### The request
Without the pictures, repeat the listing character for character.

** start Data **

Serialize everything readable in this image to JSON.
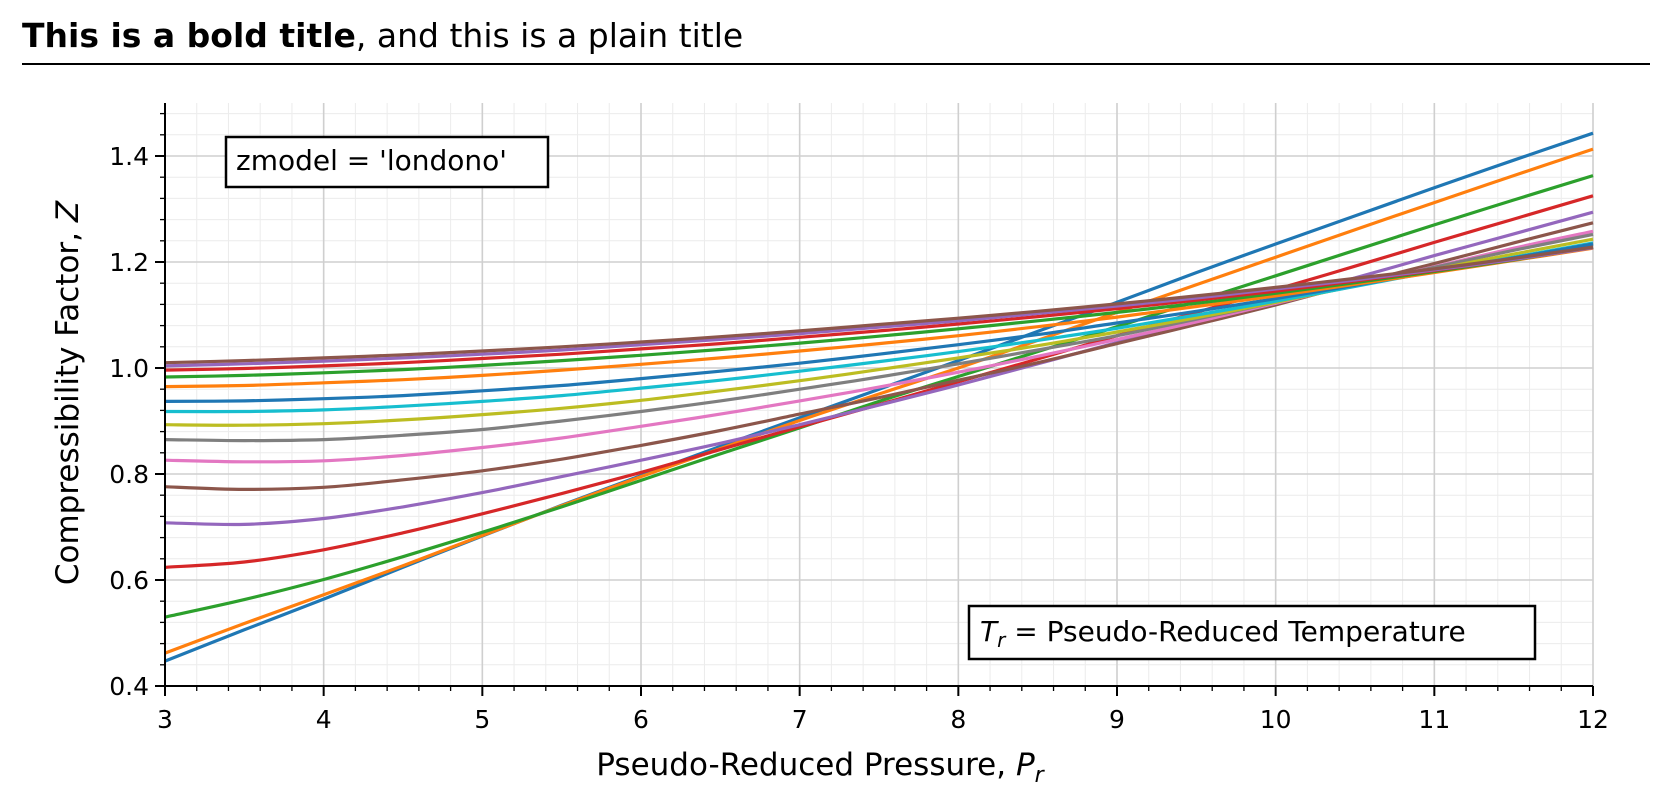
{
  "title": {
    "bold": "This is a bold title",
    "plain": ", and this is a plain title"
  },
  "chart_data": {
    "type": "line",
    "xlabel": "Pseudo-Reduced Pressure, P_r",
    "xlabel_main": "Pseudo-Reduced Pressure, ",
    "xlabel_symbol": "P",
    "xlabel_subscript": "r",
    "ylabel": "Compressibility Factor, Z",
    "ylabel_main": "Compressibility Factor, ",
    "ylabel_symbol": "Z",
    "xlim": [
      3,
      12
    ],
    "ylim": [
      0.4,
      1.5
    ],
    "xticks": [
      "3",
      "4",
      "5",
      "6",
      "7",
      "8",
      "9",
      "10",
      "11",
      "12"
    ],
    "yticks": [
      "0.4",
      "0.6",
      "0.8",
      "1.0",
      "1.2",
      "1.4"
    ],
    "grid": true,
    "annotations": {
      "model": "zmodel = 'londono'",
      "temperature_symbol": "T",
      "temperature_subscript": "r",
      "temperature_text": " = Pseudo-Reduced Temperature"
    },
    "x": [
      3,
      3.5,
      4,
      4.5,
      5,
      5.5,
      6,
      6.5,
      7,
      7.5,
      8,
      8.5,
      9,
      9.5,
      10,
      10.5,
      11,
      11.5,
      12
    ],
    "series": [
      {
        "color": "#1f77b4",
        "values": [
          0.447,
          0.506,
          0.564,
          0.624,
          0.683,
          0.741,
          0.797,
          0.852,
          0.906,
          0.96,
          1.014,
          1.069,
          1.124,
          1.18,
          1.234,
          1.287,
          1.34,
          1.392,
          1.443
        ]
      },
      {
        "color": "#ff7f0e",
        "values": [
          0.462,
          0.518,
          0.572,
          0.627,
          0.684,
          0.74,
          0.795,
          0.848,
          0.901,
          0.951,
          1.0,
          1.052,
          1.105,
          1.157,
          1.209,
          1.261,
          1.312,
          1.363,
          1.413
        ]
      },
      {
        "color": "#2ca02c",
        "values": [
          0.53,
          0.563,
          0.601,
          0.644,
          0.69,
          0.738,
          0.788,
          0.838,
          0.887,
          0.937,
          0.984,
          1.031,
          1.078,
          1.126,
          1.174,
          1.222,
          1.27,
          1.317,
          1.363
        ]
      },
      {
        "color": "#d62728",
        "values": [
          0.624,
          0.634,
          0.657,
          0.689,
          0.725,
          0.763,
          0.803,
          0.846,
          0.889,
          0.931,
          0.974,
          1.017,
          1.061,
          1.105,
          1.148,
          1.192,
          1.237,
          1.281,
          1.325
        ]
      },
      {
        "color": "#9467bd",
        "values": [
          0.708,
          0.705,
          0.716,
          0.738,
          0.765,
          0.795,
          0.826,
          0.858,
          0.893,
          0.93,
          0.968,
          1.008,
          1.048,
          1.089,
          1.129,
          1.17,
          1.212,
          1.253,
          1.294
        ]
      },
      {
        "color": "#8c564b",
        "values": [
          0.776,
          0.771,
          0.775,
          0.789,
          0.806,
          0.828,
          0.854,
          0.882,
          0.913,
          0.944,
          0.977,
          1.01,
          1.046,
          1.082,
          1.119,
          1.159,
          1.197,
          1.236,
          1.274
        ]
      },
      {
        "color": "#e377c2",
        "values": [
          0.826,
          0.823,
          0.825,
          0.835,
          0.85,
          0.868,
          0.89,
          0.913,
          0.938,
          0.964,
          0.992,
          1.022,
          1.054,
          1.087,
          1.122,
          1.157,
          1.191,
          1.226,
          1.258
        ]
      },
      {
        "color": "#7f7f7f",
        "values": [
          0.865,
          0.863,
          0.865,
          0.873,
          0.884,
          0.9,
          0.918,
          0.938,
          0.96,
          0.983,
          1.008,
          1.034,
          1.061,
          1.092,
          1.124,
          1.157,
          1.19,
          1.222,
          1.252
        ]
      },
      {
        "color": "#bcbd22",
        "values": [
          0.893,
          0.892,
          0.895,
          0.902,
          0.912,
          0.924,
          0.939,
          0.957,
          0.976,
          0.997,
          1.019,
          1.042,
          1.068,
          1.095,
          1.124,
          1.155,
          1.186,
          1.215,
          1.243
        ]
      },
      {
        "color": "#17becf",
        "values": [
          0.918,
          0.918,
          0.921,
          0.928,
          0.937,
          0.948,
          0.962,
          0.977,
          0.994,
          1.012,
          1.031,
          1.052,
          1.075,
          1.1,
          1.126,
          1.154,
          1.182,
          1.209,
          1.236
        ]
      },
      {
        "color": "#1f77b4",
        "values": [
          0.937,
          0.938,
          0.942,
          0.948,
          0.957,
          0.967,
          0.98,
          0.994,
          1.009,
          1.026,
          1.044,
          1.063,
          1.085,
          1.107,
          1.131,
          1.156,
          1.182,
          1.208,
          1.234
        ]
      },
      {
        "color": "#ff7f0e",
        "values": [
          0.965,
          0.967,
          0.972,
          0.978,
          0.986,
          0.996,
          1.007,
          1.019,
          1.032,
          1.046,
          1.061,
          1.078,
          1.096,
          1.116,
          1.136,
          1.158,
          1.18,
          1.203,
          1.226
        ]
      },
      {
        "color": "#2ca02c",
        "values": [
          0.983,
          0.986,
          0.991,
          0.997,
          1.005,
          1.014,
          1.024,
          1.035,
          1.047,
          1.06,
          1.074,
          1.089,
          1.105,
          1.122,
          1.141,
          1.161,
          1.182,
          1.204,
          1.228
        ]
      },
      {
        "color": "#d62728",
        "values": [
          0.996,
          0.999,
          1.004,
          1.01,
          1.018,
          1.026,
          1.036,
          1.046,
          1.058,
          1.07,
          1.083,
          1.097,
          1.112,
          1.128,
          1.145,
          1.164,
          1.184,
          1.205,
          1.228
        ]
      },
      {
        "color": "#9467bd",
        "values": [
          1.004,
          1.008,
          1.013,
          1.019,
          1.026,
          1.034,
          1.044,
          1.054,
          1.065,
          1.077,
          1.089,
          1.103,
          1.117,
          1.132,
          1.149,
          1.166,
          1.185,
          1.205,
          1.227
        ]
      },
      {
        "color": "#8c564b",
        "values": [
          1.01,
          1.014,
          1.019,
          1.025,
          1.032,
          1.04,
          1.049,
          1.059,
          1.07,
          1.082,
          1.094,
          1.107,
          1.121,
          1.136,
          1.152,
          1.169,
          1.187,
          1.207,
          1.228
        ]
      }
    ]
  }
}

** end Data **

### The result
Serialize everything readable in this image to JSON.
{
  "title": {
    "bold": "This is a bold title",
    "plain": ", and this is a plain title"
  },
  "chart_data": {
    "type": "line",
    "xlabel": "Pseudo-Reduced Pressure, P_r",
    "xlabel_main": "Pseudo-Reduced Pressure, ",
    "xlabel_symbol": "P",
    "xlabel_subscript": "r",
    "ylabel": "Compressibility Factor, Z",
    "ylabel_main": "Compressibility Factor, ",
    "ylabel_symbol": "Z",
    "xlim": [
      3,
      12
    ],
    "ylim": [
      0.4,
      1.5
    ],
    "xticks": [
      "3",
      "4",
      "5",
      "6",
      "7",
      "8",
      "9",
      "10",
      "11",
      "12"
    ],
    "yticks": [
      "0.4",
      "0.6",
      "0.8",
      "1.0",
      "1.2",
      "1.4"
    ],
    "grid": true,
    "annotations": {
      "model": "zmodel = 'londono'",
      "temperature_symbol": "T",
      "temperature_subscript": "r",
      "temperature_text": " = Pseudo-Reduced Temperature"
    },
    "x": [
      3,
      3.5,
      4,
      4.5,
      5,
      5.5,
      6,
      6.5,
      7,
      7.5,
      8,
      8.5,
      9,
      9.5,
      10,
      10.5,
      11,
      11.5,
      12
    ],
    "series": [
      {
        "color": "#1f77b4",
        "values": [
          0.447,
          0.506,
          0.564,
          0.624,
          0.683,
          0.741,
          0.797,
          0.852,
          0.906,
          0.96,
          1.014,
          1.069,
          1.124,
          1.18,
          1.234,
          1.287,
          1.34,
          1.392,
          1.443
        ]
      },
      {
        "color": "#ff7f0e",
        "values": [
          0.462,
          0.518,
          0.572,
          0.627,
          0.684,
          0.74,
          0.795,
          0.848,
          0.901,
          0.951,
          1.0,
          1.052,
          1.105,
          1.157,
          1.209,
          1.261,
          1.312,
          1.363,
          1.413
        ]
      },
      {
        "color": "#2ca02c",
        "values": [
          0.53,
          0.563,
          0.601,
          0.644,
          0.69,
          0.738,
          0.788,
          0.838,
          0.887,
          0.937,
          0.984,
          1.031,
          1.078,
          1.126,
          1.174,
          1.222,
          1.27,
          1.317,
          1.363
        ]
      },
      {
        "color": "#d62728",
        "values": [
          0.624,
          0.634,
          0.657,
          0.689,
          0.725,
          0.763,
          0.803,
          0.846,
          0.889,
          0.931,
          0.974,
          1.017,
          1.061,
          1.105,
          1.148,
          1.192,
          1.237,
          1.281,
          1.325
        ]
      },
      {
        "color": "#9467bd",
        "values": [
          0.708,
          0.705,
          0.716,
          0.738,
          0.765,
          0.795,
          0.826,
          0.858,
          0.893,
          0.93,
          0.968,
          1.008,
          1.048,
          1.089,
          1.129,
          1.17,
          1.212,
          1.253,
          1.294
        ]
      },
      {
        "color": "#8c564b",
        "values": [
          0.776,
          0.771,
          0.775,
          0.789,
          0.806,
          0.828,
          0.854,
          0.882,
          0.913,
          0.944,
          0.977,
          1.01,
          1.046,
          1.082,
          1.119,
          1.159,
          1.197,
          1.236,
          1.274
        ]
      },
      {
        "color": "#e377c2",
        "values": [
          0.826,
          0.823,
          0.825,
          0.835,
          0.85,
          0.868,
          0.89,
          0.913,
          0.938,
          0.964,
          0.992,
          1.022,
          1.054,
          1.087,
          1.122,
          1.157,
          1.191,
          1.226,
          1.258
        ]
      },
      {
        "color": "#7f7f7f",
        "values": [
          0.865,
          0.863,
          0.865,
          0.873,
          0.884,
          0.9,
          0.918,
          0.938,
          0.96,
          0.983,
          1.008,
          1.034,
          1.061,
          1.092,
          1.124,
          1.157,
          1.19,
          1.222,
          1.252
        ]
      },
      {
        "color": "#bcbd22",
        "values": [
          0.893,
          0.892,
          0.895,
          0.902,
          0.912,
          0.924,
          0.939,
          0.957,
          0.976,
          0.997,
          1.019,
          1.042,
          1.068,
          1.095,
          1.124,
          1.155,
          1.186,
          1.215,
          1.243
        ]
      },
      {
        "color": "#17becf",
        "values": [
          0.918,
          0.918,
          0.921,
          0.928,
          0.937,
          0.948,
          0.962,
          0.977,
          0.994,
          1.012,
          1.031,
          1.052,
          1.075,
          1.1,
          1.126,
          1.154,
          1.182,
          1.209,
          1.236
        ]
      },
      {
        "color": "#1f77b4",
        "values": [
          0.937,
          0.938,
          0.942,
          0.948,
          0.957,
          0.967,
          0.98,
          0.994,
          1.009,
          1.026,
          1.044,
          1.063,
          1.085,
          1.107,
          1.131,
          1.156,
          1.182,
          1.208,
          1.234
        ]
      },
      {
        "color": "#ff7f0e",
        "values": [
          0.965,
          0.967,
          0.972,
          0.978,
          0.986,
          0.996,
          1.007,
          1.019,
          1.032,
          1.046,
          1.061,
          1.078,
          1.096,
          1.116,
          1.136,
          1.158,
          1.18,
          1.203,
          1.226
        ]
      },
      {
        "color": "#2ca02c",
        "values": [
          0.983,
          0.986,
          0.991,
          0.997,
          1.005,
          1.014,
          1.024,
          1.035,
          1.047,
          1.06,
          1.074,
          1.089,
          1.105,
          1.122,
          1.141,
          1.161,
          1.182,
          1.204,
          1.228
        ]
      },
      {
        "color": "#d62728",
        "values": [
          0.996,
          0.999,
          1.004,
          1.01,
          1.018,
          1.026,
          1.036,
          1.046,
          1.058,
          1.07,
          1.083,
          1.097,
          1.112,
          1.128,
          1.145,
          1.164,
          1.184,
          1.205,
          1.228
        ]
      },
      {
        "color": "#9467bd",
        "values": [
          1.004,
          1.008,
          1.013,
          1.019,
          1.026,
          1.034,
          1.044,
          1.054,
          1.065,
          1.077,
          1.089,
          1.103,
          1.117,
          1.132,
          1.149,
          1.166,
          1.185,
          1.205,
          1.227
        ]
      },
      {
        "color": "#8c564b",
        "values": [
          1.01,
          1.014,
          1.019,
          1.025,
          1.032,
          1.04,
          1.049,
          1.059,
          1.07,
          1.082,
          1.094,
          1.107,
          1.121,
          1.136,
          1.152,
          1.169,
          1.187,
          1.207,
          1.228
        ]
      }
    ]
  }
}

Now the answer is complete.